>> Begin Entries supplied
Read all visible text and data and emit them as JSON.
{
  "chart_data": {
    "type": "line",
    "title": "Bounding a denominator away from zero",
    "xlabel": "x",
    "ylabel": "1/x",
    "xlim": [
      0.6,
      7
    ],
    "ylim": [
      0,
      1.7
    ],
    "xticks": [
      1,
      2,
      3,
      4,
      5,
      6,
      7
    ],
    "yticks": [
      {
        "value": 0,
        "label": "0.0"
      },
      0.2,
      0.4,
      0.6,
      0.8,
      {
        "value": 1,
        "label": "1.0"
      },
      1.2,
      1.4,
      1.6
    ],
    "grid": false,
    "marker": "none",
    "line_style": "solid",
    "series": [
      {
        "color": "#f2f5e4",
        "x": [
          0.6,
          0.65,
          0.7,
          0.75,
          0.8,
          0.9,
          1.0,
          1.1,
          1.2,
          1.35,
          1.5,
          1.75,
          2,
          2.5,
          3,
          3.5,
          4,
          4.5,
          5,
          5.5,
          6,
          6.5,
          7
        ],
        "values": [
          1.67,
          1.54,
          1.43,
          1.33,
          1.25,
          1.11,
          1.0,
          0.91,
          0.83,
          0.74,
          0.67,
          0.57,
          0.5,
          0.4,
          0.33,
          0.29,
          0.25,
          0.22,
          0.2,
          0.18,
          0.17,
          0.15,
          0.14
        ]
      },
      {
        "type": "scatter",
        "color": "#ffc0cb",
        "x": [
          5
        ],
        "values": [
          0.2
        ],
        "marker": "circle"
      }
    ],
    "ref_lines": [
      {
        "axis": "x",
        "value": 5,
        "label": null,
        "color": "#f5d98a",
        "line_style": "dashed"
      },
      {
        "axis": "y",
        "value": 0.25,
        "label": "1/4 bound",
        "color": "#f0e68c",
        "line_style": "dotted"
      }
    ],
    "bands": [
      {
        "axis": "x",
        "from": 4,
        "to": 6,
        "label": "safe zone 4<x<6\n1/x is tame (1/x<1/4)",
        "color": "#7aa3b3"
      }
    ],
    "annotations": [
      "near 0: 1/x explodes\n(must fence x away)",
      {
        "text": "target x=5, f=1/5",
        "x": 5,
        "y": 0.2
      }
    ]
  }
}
>> End Entries supplied
### Directions for this task:
Restate each entry exactly, skipping none.

### Correct result:
Read all visible text and data and emit them as JSON.
{
  "chart_data": {
    "type": "line",
    "title": "Bounding a denominator away from zero",
    "xlabel": "x",
    "ylabel": "1/x",
    "xlim": [
      0.6,
      7
    ],
    "ylim": [
      0,
      1.7
    ],
    "xticks": [
      1,
      2,
      3,
      4,
      5,
      6,
      7
    ],
    "yticks": [
      {
        "value": 0,
        "label": "0.0"
      },
      0.2,
      0.4,
      0.6,
      0.8,
      {
        "value": 1,
        "label": "1.0"
      },
      1.2,
      1.4,
      1.6
    ],
    "grid": false,
    "marker": "none",
    "line_style": "solid",
    "series": [
      {
        "color": "#f2f5e4",
        "x": [
          0.6,
          0.65,
          0.7,
          0.75,
          0.8,
          0.9,
          1.0,
          1.1,
          1.2,
          1.35,
          1.5,
          1.75,
          2,
          2.5,
          3,
          3.5,
          4,
          4.5,
          5,
          5.5,
          6,
          6.5,
          7
        ],
        "values": [
          1.67,
          1.54,
          1.43,
          1.33,
          1.25,
          1.11,
          1.0,
          0.91,
          0.83,
          0.74,
          0.67,
          0.57,
          0.5,
          0.4,
          0.33,
          0.29,
          0.25,
          0.22,
          0.2,
          0.18,
          0.17,
          0.15,
          0.14
        ]
      },
      {
        "type": "scatter",
        "color": "#ffc0cb",
        "x": [
          5
        ],
        "values": [
          0.2
        ],
        "marker": "circle"
      }
    ],
    "ref_lines": [
      {
        "axis": "x",
        "value": 5,
        "label": null,
        "color": "#f5d98a",
        "line_style": "dashed"
      },
      {
        "axis": "y",
        "value": 0.25,
        "label": "1/4 bound",
        "color": "#f0e68c",
        "line_style": "dotted"
      }
    ],
    "bands": [
      {
        "axis": "x",
        "from": 4,
        "to": 6,
        "label": "safe zone 4<x<6\n1/x is tame (1/x<1/4)",
        "color": "#7aa3b3"
      }
    ],
    "annotations": [
      "near 0: 1/x explodes\n(must fence x away)",
      {
        "text": "target x=5, f=1/5",
        "x": 5,
        "y": 0.2
      }
    ]
  }
}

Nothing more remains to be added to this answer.